→ EXERCISE AIM
In the material below, find all lines with the string "expressions" and copy them.

→ EXCERPTED RECORDS
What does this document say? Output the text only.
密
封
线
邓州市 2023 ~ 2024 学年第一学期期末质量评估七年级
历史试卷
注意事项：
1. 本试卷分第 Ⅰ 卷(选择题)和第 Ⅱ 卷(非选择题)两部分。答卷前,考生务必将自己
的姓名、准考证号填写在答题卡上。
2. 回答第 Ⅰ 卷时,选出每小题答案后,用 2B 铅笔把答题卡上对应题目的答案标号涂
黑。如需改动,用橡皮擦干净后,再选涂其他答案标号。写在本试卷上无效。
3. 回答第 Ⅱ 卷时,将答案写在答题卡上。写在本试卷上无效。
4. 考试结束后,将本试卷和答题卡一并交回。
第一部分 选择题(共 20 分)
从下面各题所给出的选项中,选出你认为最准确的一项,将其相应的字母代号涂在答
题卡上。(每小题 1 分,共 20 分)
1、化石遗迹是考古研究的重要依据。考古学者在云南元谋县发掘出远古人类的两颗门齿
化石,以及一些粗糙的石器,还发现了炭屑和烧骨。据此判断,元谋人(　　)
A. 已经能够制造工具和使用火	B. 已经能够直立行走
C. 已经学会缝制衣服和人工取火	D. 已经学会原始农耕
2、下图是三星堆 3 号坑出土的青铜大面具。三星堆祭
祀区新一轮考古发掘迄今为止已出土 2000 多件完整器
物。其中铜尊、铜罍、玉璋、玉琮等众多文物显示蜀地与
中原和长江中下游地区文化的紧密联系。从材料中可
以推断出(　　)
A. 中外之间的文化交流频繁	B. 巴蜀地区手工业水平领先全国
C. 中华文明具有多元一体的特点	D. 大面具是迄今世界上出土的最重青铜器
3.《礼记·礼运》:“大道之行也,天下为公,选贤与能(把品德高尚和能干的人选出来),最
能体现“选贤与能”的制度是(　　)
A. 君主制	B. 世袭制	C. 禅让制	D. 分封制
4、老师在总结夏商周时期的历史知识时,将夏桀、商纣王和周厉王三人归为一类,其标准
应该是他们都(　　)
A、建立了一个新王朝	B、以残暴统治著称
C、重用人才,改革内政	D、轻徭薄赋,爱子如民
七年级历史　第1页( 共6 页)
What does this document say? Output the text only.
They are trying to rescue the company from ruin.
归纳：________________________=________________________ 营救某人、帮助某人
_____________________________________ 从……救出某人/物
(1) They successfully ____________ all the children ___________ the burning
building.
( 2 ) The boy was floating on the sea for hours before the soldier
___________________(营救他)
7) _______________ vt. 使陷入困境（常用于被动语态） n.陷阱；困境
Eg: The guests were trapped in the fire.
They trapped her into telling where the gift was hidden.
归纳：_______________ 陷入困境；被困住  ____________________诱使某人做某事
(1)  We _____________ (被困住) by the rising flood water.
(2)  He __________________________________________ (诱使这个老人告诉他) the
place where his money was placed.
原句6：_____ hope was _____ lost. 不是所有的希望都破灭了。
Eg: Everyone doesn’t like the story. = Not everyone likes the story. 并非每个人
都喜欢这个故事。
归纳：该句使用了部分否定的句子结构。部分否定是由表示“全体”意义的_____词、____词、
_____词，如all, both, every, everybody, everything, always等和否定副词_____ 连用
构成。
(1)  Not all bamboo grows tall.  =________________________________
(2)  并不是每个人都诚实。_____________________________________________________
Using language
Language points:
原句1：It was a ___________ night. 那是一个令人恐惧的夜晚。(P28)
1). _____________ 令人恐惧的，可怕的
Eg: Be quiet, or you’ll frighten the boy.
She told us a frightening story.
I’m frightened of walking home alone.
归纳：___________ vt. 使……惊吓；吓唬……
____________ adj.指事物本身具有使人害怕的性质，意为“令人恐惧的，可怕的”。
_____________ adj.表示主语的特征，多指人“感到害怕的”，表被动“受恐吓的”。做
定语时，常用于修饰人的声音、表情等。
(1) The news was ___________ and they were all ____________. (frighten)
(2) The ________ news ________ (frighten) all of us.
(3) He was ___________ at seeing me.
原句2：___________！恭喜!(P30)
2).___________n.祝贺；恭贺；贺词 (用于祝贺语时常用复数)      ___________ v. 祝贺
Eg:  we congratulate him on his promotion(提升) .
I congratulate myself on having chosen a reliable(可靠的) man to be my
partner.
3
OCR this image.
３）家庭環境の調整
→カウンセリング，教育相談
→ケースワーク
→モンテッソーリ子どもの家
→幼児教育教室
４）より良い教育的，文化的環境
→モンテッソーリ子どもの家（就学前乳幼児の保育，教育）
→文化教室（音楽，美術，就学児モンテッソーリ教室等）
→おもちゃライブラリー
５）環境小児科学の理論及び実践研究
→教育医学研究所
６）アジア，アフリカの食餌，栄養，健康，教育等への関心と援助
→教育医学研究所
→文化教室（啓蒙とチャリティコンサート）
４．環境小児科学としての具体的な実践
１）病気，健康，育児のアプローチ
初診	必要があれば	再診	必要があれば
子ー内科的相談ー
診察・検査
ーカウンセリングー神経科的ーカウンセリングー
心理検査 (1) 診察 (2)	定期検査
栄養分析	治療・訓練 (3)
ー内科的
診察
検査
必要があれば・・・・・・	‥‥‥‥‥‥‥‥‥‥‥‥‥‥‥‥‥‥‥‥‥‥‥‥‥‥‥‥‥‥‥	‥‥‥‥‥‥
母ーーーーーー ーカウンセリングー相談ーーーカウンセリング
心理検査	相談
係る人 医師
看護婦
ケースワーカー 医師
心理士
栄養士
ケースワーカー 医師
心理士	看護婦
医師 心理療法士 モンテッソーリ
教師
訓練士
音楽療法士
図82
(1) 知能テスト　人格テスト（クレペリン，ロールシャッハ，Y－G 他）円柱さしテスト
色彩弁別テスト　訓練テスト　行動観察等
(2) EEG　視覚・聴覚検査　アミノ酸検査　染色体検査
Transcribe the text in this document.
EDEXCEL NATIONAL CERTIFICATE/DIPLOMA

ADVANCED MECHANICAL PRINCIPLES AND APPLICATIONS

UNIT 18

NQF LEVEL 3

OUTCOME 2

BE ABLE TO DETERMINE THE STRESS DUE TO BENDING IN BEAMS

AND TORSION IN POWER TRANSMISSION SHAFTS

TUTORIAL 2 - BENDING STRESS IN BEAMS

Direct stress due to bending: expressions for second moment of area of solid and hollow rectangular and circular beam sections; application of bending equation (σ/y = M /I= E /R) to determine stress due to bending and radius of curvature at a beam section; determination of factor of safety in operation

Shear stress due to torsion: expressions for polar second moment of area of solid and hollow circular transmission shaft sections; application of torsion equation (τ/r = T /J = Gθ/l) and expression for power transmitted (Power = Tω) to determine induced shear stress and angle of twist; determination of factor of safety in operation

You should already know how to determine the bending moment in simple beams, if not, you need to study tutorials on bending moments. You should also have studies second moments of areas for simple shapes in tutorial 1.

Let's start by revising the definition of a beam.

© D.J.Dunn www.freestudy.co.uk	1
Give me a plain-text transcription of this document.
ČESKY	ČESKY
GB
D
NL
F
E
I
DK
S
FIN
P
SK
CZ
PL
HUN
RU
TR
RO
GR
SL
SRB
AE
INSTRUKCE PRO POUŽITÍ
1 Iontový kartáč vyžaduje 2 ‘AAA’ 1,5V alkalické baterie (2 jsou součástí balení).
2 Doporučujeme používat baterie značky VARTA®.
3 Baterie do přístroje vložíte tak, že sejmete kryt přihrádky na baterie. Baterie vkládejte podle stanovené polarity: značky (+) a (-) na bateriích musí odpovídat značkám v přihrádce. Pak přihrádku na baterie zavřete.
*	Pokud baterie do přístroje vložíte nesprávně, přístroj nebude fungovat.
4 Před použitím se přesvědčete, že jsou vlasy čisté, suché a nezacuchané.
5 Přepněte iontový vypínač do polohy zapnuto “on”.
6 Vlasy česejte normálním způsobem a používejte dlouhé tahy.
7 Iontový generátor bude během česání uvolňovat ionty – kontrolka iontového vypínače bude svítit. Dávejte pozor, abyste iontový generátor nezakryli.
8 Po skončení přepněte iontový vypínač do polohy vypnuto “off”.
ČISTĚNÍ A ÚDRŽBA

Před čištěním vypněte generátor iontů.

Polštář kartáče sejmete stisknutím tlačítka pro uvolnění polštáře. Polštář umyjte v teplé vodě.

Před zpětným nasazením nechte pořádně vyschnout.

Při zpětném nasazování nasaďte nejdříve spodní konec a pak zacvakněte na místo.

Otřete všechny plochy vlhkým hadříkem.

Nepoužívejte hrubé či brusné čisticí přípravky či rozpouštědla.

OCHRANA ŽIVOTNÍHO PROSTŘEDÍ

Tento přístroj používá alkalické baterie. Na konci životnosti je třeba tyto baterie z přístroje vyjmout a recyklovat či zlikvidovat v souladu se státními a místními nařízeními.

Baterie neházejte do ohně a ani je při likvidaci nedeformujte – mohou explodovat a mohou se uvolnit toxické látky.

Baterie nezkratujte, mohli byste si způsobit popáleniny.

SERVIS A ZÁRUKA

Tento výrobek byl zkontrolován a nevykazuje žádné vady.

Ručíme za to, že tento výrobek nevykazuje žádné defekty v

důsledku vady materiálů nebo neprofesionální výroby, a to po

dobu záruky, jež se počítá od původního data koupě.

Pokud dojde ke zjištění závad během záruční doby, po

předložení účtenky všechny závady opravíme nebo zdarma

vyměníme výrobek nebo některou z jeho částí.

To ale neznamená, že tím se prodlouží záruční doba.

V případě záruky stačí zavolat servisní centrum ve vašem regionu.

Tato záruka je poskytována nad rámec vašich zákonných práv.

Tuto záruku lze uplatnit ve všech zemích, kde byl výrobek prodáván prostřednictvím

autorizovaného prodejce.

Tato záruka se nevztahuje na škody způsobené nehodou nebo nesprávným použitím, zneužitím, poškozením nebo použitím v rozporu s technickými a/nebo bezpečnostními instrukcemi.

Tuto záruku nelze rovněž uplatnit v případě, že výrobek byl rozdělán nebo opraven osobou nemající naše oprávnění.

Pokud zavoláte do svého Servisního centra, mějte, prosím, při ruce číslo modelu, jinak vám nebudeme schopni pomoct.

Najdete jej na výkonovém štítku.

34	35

→ RESPONSE BELOW
Direct stress due to bending: expressions for second moment of area of solid and hollow rectangular and circular beam sections; application of bending equation (σ/y = M /I= E /R) to determine stress due to bending and radius of curvature at a beam section; determination of factor of safety in operation
Shear stress due to torsion: expressions for polar second moment of area of solid and hollow circular transmission shaft sections; application of torsion equation (τ/r = T /J = Gθ/l) and expression for power transmitted (Power = Tω) to determine induced shear stress and angle of twist; determination of factor of safety in operation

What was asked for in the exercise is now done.